■ Written request ■
Reproduce the records below exactly as they appear.

───── Extracted information ─────

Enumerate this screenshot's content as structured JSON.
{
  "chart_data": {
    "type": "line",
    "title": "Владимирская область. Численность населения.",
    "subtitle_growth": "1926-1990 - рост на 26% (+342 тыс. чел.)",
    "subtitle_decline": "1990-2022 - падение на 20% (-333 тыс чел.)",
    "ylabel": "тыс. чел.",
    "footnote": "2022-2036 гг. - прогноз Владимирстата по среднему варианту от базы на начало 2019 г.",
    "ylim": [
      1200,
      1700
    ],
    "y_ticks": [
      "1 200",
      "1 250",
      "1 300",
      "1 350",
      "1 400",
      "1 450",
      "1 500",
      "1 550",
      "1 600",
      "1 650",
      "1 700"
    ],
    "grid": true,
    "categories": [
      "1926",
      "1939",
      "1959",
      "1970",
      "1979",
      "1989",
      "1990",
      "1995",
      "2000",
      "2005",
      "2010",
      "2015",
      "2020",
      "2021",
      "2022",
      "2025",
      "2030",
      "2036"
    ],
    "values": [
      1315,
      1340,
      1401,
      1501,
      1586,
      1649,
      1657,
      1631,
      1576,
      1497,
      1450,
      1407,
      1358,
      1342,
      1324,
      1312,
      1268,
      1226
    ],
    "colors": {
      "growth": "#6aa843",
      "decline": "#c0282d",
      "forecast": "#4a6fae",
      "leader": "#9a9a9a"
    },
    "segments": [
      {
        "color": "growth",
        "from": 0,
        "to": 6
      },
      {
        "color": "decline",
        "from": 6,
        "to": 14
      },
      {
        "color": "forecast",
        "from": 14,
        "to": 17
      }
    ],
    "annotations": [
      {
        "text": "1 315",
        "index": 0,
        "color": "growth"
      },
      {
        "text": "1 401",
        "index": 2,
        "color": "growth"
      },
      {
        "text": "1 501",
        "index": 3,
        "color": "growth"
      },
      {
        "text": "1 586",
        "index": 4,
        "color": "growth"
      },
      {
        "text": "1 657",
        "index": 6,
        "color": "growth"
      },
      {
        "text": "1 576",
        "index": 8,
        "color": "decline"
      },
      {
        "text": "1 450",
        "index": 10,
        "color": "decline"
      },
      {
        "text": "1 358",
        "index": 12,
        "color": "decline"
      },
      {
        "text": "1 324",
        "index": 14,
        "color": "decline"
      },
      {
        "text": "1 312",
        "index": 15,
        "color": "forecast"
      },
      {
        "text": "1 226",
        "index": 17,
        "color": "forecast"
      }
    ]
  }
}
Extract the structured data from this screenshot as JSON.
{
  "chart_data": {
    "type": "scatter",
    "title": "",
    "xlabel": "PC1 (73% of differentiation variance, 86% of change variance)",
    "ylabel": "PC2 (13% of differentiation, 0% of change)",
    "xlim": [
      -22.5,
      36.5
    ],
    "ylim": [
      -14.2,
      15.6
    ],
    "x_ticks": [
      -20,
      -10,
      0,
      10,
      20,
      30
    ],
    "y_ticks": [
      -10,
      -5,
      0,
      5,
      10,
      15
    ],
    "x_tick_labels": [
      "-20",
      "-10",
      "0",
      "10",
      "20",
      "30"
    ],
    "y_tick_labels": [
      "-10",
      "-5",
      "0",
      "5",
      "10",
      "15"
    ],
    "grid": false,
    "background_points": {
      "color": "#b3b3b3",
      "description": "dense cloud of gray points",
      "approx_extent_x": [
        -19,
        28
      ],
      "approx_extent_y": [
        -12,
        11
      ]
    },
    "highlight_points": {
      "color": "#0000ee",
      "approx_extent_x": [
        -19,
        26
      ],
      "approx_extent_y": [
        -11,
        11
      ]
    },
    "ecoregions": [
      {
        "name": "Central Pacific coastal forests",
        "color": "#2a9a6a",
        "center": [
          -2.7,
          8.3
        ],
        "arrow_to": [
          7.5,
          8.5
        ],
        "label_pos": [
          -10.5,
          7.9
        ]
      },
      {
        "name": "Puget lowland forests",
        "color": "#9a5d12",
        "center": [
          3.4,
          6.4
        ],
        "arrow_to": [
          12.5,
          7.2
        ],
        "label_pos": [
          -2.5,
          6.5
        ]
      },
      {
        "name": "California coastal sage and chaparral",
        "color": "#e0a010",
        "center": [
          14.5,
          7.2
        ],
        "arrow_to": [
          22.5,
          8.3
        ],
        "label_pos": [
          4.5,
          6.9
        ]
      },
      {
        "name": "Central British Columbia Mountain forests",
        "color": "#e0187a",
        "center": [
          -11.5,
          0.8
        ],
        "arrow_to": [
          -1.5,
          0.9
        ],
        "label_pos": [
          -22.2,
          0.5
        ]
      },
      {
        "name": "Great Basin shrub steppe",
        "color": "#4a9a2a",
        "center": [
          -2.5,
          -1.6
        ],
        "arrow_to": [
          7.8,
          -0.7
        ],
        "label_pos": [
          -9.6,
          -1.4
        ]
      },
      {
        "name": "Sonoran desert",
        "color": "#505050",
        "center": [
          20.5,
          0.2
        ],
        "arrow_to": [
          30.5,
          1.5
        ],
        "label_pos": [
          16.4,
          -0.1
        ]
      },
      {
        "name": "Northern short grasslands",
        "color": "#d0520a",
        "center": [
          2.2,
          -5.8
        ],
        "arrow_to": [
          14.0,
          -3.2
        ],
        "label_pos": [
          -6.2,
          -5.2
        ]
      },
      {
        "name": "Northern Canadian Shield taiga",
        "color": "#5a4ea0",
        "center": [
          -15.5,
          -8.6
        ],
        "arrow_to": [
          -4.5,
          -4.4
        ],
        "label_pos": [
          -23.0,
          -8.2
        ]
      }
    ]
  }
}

─────

■ Response to the exercise ■
Enumerate this screenshot's content as structured JSON.
{
  "chart_data": {
    "type": "line",
    "title": "Владимирская область. Численность населения.",
    "subtitle_growth": "1926-1990 - рост на 26% (+342 тыс. чел.)",
    "subtitle_decline": "1990-2022 - падение на 20% (-333 тыс чел.)",
    "ylabel": "тыс. чел.",
    "footnote": "2022-2036 гг. - прогноз Владимирстата по среднему варианту от базы на начало 2019 г.",
    "ylim": [
      1200,
      1700
    ],
    "y_ticks": [
      "1 200",
      "1 250",
      "1 300",
      "1 350",
      "1 400",
      "1 450",
      "1 500",
      "1 550",
      "1 600",
      "1 650",
      "1 700"
    ],
    "grid": true,
    "categories": [
      "1926",
      "1939",
      "1959",
      "1970",
      "1979",
      "1989",
      "1990",
      "1995",
      "2000",
      "2005",
      "2010",
      "2015",
      "2020",
      "2021",
      "2022",
      "2025",
      "2030",
      "2036"
    ],
    "values": [
      1315,
      1340,
      1401,
      1501,
      1586,
      1649,
      1657,
      1631,
      1576,
      1497,
      1450,
      1407,
      1358,
      1342,
      1324,
      1312,
      1268,
      1226
    ],
    "colors": {
      "growth": "#6aa843",
      "decline": "#c0282d",
      "forecast": "#4a6fae",
      "leader": "#9a9a9a"
    },
    "segments": [
      {
        "color": "growth",
        "from": 0,
        "to": 6
      },
      {
        "color": "decline",
        "from": 6,
        "to": 14
      },
      {
        "color": "forecast",
        "from": 14,
        "to": 17
      }
    ],
    "annotations": [
      {
        "text": "1 315",
        "index": 0,
        "color": "growth"
      },
      {
        "text": "1 401",
        "index": 2,
        "color": "growth"
      },
      {
        "text": "1 501",
        "index": 3,
        "color": "growth"
      },
      {
        "text": "1 586",
        "index": 4,
        "color": "growth"
      },
      {
        "text": "1 657",
        "index": 6,
        "color": "growth"
      },
      {
        "text": "1 576",
        "index": 8,
        "color": "decline"
      },
      {
        "text": "1 450",
        "index": 10,
        "color": "decline"
      },
      {
        "text": "1 358",
        "index": 12,
        "color": "decline"
      },
      {
        "text": "1 324",
        "index": 14,
        "color": "decline"
      },
      {
        "text": "1 312",
        "index": 15,
        "color": "forecast"
      },
      {
        "text": "1 226",
        "index": 17,
        "color": "forecast"
      }
    ]
  }
}
Extract the structured data from this screenshot as JSON.
{
  "chart_data": {
    "type": "scatter",
    "title": "",
    "xlabel": "PC1 (73% of differentiation variance, 86% of change variance)",
    "ylabel": "PC2 (13% of differentiation, 0% of change)",
    "xlim": [
      -22.5,
      36.5
    ],
    "ylim": [
      -14.2,
      15.6
    ],
    "x_ticks": [
      -20,
      -10,
      0,
      10,
      20,
      30
    ],
    "y_ticks": [
      -10,
      -5,
      0,
      5,
      10,
      15
    ],
    "x_tick_labels": [
      "-20",
      "-10",
      "0",
      "10",
      "20",
      "30"
    ],
    "y_tick_labels": [
      "-10",
      "-5",
      "0",
      "5",
      "10",
      "15"
    ],
    "grid": false,
    "background_points": {
      "color": "#b3b3b3",
      "description": "dense cloud of gray points",
      "approx_extent_x": [
        -19,
        28
      ],
      "approx_extent_y": [
        -12,
        11
      ]
    },
    "highlight_points": {
      "color": "#0000ee",
      "approx_extent_x": [
        -19,
        26
      ],
      "approx_extent_y": [
        -11,
        11
      ]
    },
    "ecoregions": [
      {
        "name": "Central Pacific coastal forests",
        "color": "#2a9a6a",
        "center": [
          -2.7,
          8.3
        ],
        "arrow_to": [
          7.5,
          8.5
        ],
        "label_pos": [
          -10.5,
          7.9
        ]
      },
      {
        "name": "Puget lowland forests",
        "color": "#9a5d12",
        "center": [
          3.4,
          6.4
        ],
        "arrow_to": [
          12.5,
          7.2
        ],
        "label_pos": [
          -2.5,
          6.5
        ]
      },
      {
        "name": "California coastal sage and chaparral",
        "color": "#e0a010",
        "center": [
          14.5,
          7.2
        ],
        "arrow_to": [
          22.5,
          8.3
        ],
        "label_pos": [
          4.5,
          6.9
        ]
      },
      {
        "name": "Central British Columbia Mountain forests",
        "color": "#e0187a",
        "center": [
          -11.5,
          0.8
        ],
        "arrow_to": [
          -1.5,
          0.9
        ],
        "label_pos": [
          -22.2,
          0.5
        ]
      },
      {
        "name": "Great Basin shrub steppe",
        "color": "#4a9a2a",
        "center": [
          -2.5,
          -1.6
        ],
        "arrow_to": [
          7.8,
          -0.7
        ],
        "label_pos": [
          -9.6,
          -1.4
        ]
      },
      {
        "name": "Sonoran desert",
        "color": "#505050",
        "center": [
          20.5,
          0.2
        ],
        "arrow_to": [
          30.5,
          1.5
        ],
        "label_pos": [
          16.4,
          -0.1
        ]
      },
      {
        "name": "Northern short grasslands",
        "color": "#d0520a",
        "center": [
          2.2,
          -5.8
        ],
        "arrow_to": [
          14.0,
          -3.2
        ],
        "label_pos": [
          -6.2,
          -5.2
        ]
      },
      {
        "name": "Northern Canadian Shield taiga",
        "color": "#5a4ea0",
        "center": [
          -15.5,
          -8.6
        ],
        "arrow_to": [
          -4.5,
          -4.4
        ],
        "label_pos": [
          -23.0,
          -8.2
        ]
      }
    ]
  }
}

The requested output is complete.